# Work instructions
1. In the coffee-and-cinema passage, why does the narrator tolerate the other moviegoers despite their chewing, fidgeting and seat-kicking? Answer in one to three sentences.
2. Please quote the coffee-and-cinema passage, starting at "Trailers and adverts, but" and ending at "that’s all right.".
**** Extract
At the Algerian they grind the beans for you on the premises. Stovetop espresso, electric espresso, paper filter, permanent filter. Cafetiere, if you must. It’s a floor to ceiling place, shelves crammed. Tea, yerba mate. Nougat, too, high cocoa content chocolate (80+%)…

I carried my coffee to the cinema. 2 kilos of Algerian, half a kilo of Mocha. All through Soho and Bloomsbury whiffs of aroma were rising up at me. The auditorium was sparsely populated when I got there, I stowed my goods beneath the seat then covered them with my coat. But I could still smell it, could almost hear it, humming the Marseillaise, with a Rai backbeat.

The cinema filled around me, busy for a Monday evening. I thought I was in a peripheral position, out on the wing, the screen an irregular rectangular, exercising perspective. But they swooped in around me, UCL kids and their lecturers, people getting in out of the damp cold, devotees of Icelandic cinema.

Trailers and adverts, but not so loud that I can’t hear the voices of my fellow patrons. Oh, hell is other people when they chew and fidget and kick my seat-back. But some proportion of the reason I come here is their presence. Anonymous and different. Whole lives of depth and hope in warm bodies to left and right. The blue and green glowing screens of their mobiles distract me in the darkness, but that’s all right.
********
**** Records shown
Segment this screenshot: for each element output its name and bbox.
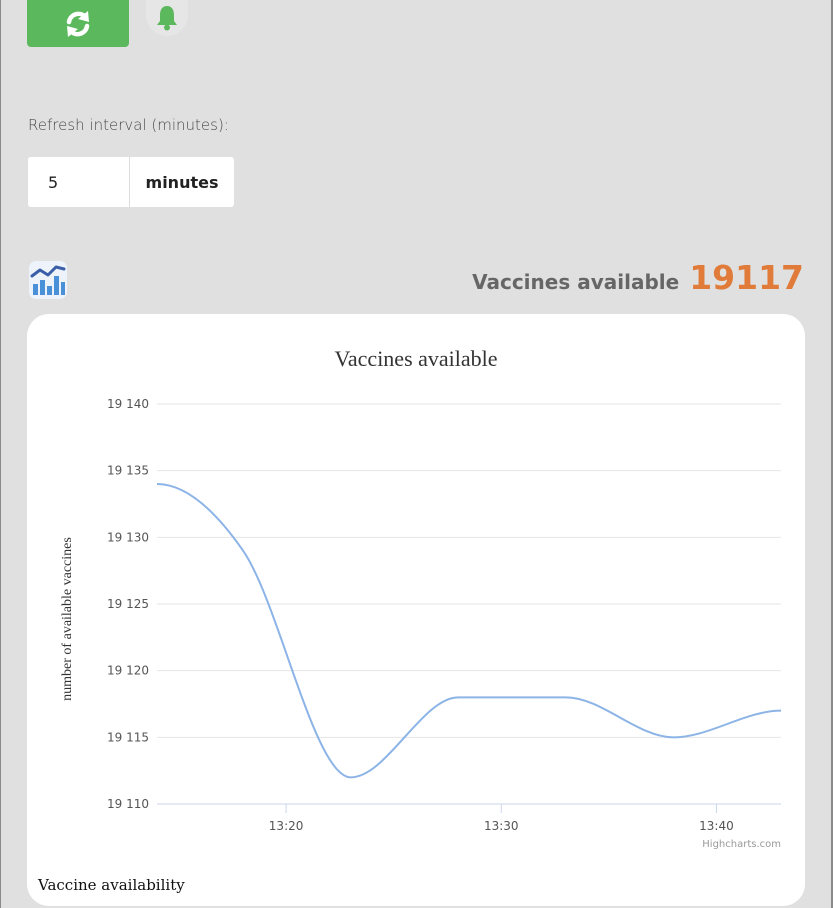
refresh-icon (66, 10, 90, 37)
bell-icon (157, 6, 177, 31)
chart-icon (29, 261, 67, 299)
y-tick-label: 19 135 (107, 464, 149, 478)
vaccines-available-label: Vaccines available (472, 270, 680, 294)
refresh-interval-group: minutes (28, 157, 234, 207)
x-tick-label: 13:30 (484, 819, 519, 833)
chart-caption: Vaccine availability (38, 876, 185, 894)
vaccines-summary: Vaccines available 19117 (472, 258, 804, 297)
y-tick-label: 19 125 (107, 597, 149, 611)
y-tick-label: 19 115 (107, 730, 149, 744)
notification-button[interactable] (146, 0, 188, 36)
y-tick-label: 19 120 (107, 664, 149, 678)
refresh-interval-label: Refresh interval (minutes): (28, 116, 229, 134)
chart-title: Vaccines available (334, 346, 497, 371)
chart-credits: Highcharts.com (702, 839, 781, 850)
y-tick-label: 19 140 (107, 397, 149, 411)
vaccines-available-count: 19117 (689, 258, 804, 297)
window-border-left (0, 0, 1, 908)
y-tick-label: 19 130 (107, 530, 149, 544)
refresh-interval-input[interactable] (28, 157, 130, 207)
series-line (156, 483, 782, 779)
x-tick-label: 13:20 (269, 819, 304, 833)
y-axis-title: number of available vaccines (60, 537, 75, 701)
y-tick-label: 19 110 (107, 797, 149, 811)
refresh-button[interactable] (27, 0, 129, 47)
vaccines-chart: Vaccines available number of available v… (60, 346, 782, 850)
chart-card: Vaccines available number of available v… (27, 314, 805, 906)
x-tick-label: 13:40 (699, 819, 734, 833)
interval-unit-addon: minutes (145, 172, 219, 192)
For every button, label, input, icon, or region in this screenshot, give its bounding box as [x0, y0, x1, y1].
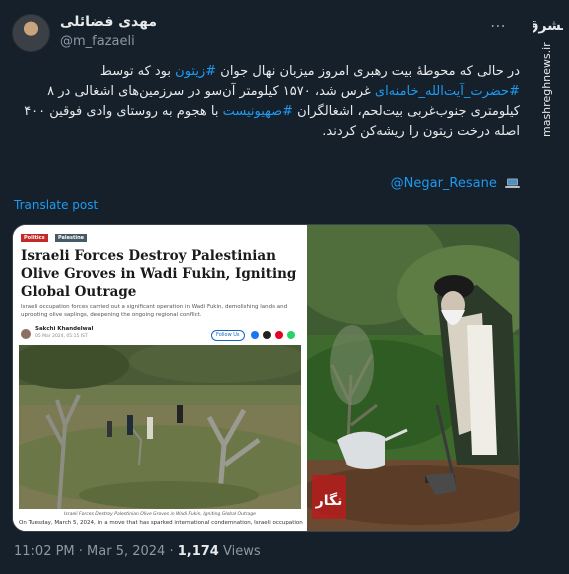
********
# Task results
1. The narrator says that their presence is part of the reason for coming to the cinema. The narrator values these anonymous, different people, each with a whole life of depth and hope, sitting on either side.

2.
Trailers and adverts, but not so loud that I can’t hear the voices of my fellow patrons. Oh, hell is other people when they chew and fidget and kick my seat-back. But some proportion of the reason I come here is their presence. Anonymous and different. Whole lives of depth and hope in warm bodies to left and right. The blue and green glowing screens of their mobiles distract me in the darkness, but that’s all right.